▶ **Task objective**: Give the count of lines holding the string "JSON" and nothing else.

[Source records]
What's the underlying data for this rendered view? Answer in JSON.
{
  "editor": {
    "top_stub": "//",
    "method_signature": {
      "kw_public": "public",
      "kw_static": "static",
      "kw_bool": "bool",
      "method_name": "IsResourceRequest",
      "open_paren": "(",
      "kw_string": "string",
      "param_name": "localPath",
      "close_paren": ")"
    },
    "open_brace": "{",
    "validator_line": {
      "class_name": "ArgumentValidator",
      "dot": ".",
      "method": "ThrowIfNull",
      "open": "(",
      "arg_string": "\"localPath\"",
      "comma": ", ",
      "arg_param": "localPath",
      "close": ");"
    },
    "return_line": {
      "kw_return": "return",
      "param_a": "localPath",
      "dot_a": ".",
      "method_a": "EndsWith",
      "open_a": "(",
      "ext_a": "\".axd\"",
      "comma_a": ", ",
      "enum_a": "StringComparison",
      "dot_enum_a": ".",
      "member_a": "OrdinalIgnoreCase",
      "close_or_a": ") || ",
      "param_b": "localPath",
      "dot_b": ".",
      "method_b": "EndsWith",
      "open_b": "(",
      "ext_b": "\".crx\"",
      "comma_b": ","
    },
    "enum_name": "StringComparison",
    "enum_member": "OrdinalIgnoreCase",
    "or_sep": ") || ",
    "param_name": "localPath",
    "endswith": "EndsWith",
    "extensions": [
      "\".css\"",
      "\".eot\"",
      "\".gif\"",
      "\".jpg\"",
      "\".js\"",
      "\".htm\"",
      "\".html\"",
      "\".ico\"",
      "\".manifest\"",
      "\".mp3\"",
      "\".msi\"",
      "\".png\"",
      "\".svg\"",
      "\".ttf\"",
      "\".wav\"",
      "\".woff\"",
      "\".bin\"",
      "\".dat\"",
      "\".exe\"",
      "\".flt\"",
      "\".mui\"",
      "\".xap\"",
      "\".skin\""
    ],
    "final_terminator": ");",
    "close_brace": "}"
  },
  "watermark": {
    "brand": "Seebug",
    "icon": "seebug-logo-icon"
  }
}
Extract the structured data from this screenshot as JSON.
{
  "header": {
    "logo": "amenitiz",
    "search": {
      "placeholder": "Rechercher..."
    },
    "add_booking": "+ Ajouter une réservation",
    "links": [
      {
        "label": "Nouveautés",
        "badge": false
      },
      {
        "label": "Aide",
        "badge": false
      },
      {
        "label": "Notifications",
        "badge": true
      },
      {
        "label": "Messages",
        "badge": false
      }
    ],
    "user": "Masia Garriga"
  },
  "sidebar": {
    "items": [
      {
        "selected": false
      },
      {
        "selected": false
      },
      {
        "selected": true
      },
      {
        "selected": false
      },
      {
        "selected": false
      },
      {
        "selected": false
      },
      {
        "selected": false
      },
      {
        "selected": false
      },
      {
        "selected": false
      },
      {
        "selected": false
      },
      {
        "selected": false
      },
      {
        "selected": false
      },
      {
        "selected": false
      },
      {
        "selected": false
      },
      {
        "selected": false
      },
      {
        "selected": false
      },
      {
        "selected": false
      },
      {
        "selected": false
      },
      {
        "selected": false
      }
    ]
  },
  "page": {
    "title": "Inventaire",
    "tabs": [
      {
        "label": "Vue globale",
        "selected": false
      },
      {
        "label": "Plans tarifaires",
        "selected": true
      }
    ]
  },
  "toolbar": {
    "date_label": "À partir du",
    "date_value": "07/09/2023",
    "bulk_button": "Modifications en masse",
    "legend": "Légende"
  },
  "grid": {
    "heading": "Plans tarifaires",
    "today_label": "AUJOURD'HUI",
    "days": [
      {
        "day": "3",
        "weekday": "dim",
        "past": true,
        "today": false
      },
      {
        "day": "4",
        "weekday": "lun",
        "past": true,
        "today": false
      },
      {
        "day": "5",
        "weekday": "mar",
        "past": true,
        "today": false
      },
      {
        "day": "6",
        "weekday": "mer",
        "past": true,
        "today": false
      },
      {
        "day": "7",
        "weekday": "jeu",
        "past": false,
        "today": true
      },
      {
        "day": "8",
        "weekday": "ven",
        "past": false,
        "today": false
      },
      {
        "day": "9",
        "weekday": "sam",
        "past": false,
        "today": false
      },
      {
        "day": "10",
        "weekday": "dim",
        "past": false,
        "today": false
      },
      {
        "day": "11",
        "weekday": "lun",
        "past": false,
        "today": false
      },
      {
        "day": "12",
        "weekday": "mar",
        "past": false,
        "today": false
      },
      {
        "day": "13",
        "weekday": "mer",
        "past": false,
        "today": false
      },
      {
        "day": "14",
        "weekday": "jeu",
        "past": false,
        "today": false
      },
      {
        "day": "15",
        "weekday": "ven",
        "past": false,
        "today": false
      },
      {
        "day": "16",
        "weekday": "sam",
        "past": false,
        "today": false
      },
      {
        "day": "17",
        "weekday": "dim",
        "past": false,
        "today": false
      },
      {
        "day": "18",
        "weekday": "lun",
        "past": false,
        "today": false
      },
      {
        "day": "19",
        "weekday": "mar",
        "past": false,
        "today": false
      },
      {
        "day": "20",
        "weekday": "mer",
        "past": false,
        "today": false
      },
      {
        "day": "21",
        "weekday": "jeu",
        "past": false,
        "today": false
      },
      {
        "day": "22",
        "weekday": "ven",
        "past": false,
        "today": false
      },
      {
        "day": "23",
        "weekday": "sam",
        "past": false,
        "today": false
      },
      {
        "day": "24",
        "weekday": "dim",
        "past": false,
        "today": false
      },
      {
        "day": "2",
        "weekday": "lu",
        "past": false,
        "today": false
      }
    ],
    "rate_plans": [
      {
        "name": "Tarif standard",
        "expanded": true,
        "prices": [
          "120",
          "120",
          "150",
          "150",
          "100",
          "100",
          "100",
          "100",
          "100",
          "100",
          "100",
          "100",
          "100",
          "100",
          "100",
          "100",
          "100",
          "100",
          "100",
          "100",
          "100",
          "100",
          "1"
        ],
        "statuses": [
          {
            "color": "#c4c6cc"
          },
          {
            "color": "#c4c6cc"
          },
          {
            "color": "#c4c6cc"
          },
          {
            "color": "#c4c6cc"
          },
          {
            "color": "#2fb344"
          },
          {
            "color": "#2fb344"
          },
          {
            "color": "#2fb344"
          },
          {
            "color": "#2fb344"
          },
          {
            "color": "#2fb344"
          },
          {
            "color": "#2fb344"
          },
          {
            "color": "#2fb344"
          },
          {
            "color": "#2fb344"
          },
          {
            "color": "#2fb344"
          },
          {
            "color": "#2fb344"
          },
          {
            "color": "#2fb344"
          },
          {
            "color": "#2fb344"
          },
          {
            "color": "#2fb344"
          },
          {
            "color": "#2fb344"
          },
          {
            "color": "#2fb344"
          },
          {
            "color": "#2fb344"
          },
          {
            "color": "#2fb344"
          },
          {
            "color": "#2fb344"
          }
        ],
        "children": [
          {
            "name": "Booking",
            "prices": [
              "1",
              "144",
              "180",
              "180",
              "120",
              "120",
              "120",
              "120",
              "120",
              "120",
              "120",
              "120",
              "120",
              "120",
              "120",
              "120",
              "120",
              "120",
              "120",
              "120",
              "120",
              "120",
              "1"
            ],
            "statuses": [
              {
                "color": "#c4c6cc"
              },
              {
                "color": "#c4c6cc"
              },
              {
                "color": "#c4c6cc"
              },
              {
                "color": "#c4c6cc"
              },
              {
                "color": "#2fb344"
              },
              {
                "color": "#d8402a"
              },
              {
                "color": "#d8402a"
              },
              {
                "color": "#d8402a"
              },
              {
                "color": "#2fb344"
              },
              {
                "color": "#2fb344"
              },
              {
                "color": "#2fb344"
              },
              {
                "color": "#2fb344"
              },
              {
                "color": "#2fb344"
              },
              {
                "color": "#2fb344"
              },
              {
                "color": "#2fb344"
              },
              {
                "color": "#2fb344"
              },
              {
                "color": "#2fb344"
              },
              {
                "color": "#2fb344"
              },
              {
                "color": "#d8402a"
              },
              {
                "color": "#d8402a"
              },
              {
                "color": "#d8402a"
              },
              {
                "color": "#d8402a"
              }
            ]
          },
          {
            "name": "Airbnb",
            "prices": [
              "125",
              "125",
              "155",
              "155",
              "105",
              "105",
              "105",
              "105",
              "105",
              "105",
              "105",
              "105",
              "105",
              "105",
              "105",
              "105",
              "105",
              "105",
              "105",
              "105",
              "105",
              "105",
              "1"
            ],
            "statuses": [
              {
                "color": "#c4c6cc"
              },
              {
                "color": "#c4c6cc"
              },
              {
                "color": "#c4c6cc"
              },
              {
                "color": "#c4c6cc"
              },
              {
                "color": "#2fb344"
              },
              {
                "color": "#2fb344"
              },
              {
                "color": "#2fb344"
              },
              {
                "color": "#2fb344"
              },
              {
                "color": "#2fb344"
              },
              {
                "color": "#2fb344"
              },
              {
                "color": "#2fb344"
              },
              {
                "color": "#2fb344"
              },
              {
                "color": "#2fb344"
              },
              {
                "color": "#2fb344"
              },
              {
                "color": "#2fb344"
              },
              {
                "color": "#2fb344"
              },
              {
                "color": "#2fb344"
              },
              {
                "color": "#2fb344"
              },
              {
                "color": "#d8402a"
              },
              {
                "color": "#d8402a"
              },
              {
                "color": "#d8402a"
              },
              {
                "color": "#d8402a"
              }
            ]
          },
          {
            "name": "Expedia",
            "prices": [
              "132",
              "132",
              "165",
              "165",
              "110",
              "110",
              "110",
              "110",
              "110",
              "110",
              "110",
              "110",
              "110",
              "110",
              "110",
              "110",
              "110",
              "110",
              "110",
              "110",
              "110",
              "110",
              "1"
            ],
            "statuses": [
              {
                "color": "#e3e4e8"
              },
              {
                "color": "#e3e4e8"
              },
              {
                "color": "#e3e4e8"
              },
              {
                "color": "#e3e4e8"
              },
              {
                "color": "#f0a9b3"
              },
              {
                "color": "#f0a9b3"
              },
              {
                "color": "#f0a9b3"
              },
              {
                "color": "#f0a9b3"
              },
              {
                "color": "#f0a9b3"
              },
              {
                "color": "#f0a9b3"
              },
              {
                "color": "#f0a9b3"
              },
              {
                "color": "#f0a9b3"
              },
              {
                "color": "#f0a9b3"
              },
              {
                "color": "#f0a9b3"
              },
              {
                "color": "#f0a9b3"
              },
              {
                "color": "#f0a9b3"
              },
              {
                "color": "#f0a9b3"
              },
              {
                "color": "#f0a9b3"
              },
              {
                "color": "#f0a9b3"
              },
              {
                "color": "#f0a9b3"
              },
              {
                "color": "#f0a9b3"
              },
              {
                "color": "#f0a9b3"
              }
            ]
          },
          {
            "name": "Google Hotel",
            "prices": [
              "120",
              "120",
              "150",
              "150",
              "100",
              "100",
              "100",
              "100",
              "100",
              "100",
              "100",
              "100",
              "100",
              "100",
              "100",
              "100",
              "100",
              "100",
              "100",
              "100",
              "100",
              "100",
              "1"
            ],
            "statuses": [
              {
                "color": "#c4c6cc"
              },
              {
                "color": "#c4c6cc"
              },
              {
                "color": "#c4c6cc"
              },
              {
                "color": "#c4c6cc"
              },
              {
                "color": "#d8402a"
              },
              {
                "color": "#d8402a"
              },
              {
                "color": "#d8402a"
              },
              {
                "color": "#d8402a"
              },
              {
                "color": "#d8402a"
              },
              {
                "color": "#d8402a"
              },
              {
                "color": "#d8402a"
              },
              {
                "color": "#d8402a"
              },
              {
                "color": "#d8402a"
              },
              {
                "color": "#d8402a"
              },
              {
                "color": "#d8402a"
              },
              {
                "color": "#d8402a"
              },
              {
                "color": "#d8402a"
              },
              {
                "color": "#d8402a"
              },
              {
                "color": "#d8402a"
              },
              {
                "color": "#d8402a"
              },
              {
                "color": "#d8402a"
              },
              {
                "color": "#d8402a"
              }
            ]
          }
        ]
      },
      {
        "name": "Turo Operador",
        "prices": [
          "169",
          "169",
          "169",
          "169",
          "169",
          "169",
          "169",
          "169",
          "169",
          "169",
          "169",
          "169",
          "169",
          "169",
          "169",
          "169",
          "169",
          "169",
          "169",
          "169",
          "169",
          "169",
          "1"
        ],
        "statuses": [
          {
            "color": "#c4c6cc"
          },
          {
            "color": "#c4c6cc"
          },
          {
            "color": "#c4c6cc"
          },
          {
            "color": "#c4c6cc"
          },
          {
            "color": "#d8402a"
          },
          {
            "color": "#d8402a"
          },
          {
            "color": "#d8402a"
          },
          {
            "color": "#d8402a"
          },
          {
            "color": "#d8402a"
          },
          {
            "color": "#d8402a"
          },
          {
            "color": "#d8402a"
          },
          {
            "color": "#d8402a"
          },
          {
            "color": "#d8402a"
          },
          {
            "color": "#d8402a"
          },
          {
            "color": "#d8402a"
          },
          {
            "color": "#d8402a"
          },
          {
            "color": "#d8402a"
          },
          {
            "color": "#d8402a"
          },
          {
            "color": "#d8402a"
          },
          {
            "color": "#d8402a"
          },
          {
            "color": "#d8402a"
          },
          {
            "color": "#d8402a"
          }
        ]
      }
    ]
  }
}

▶ **Complete output**: 2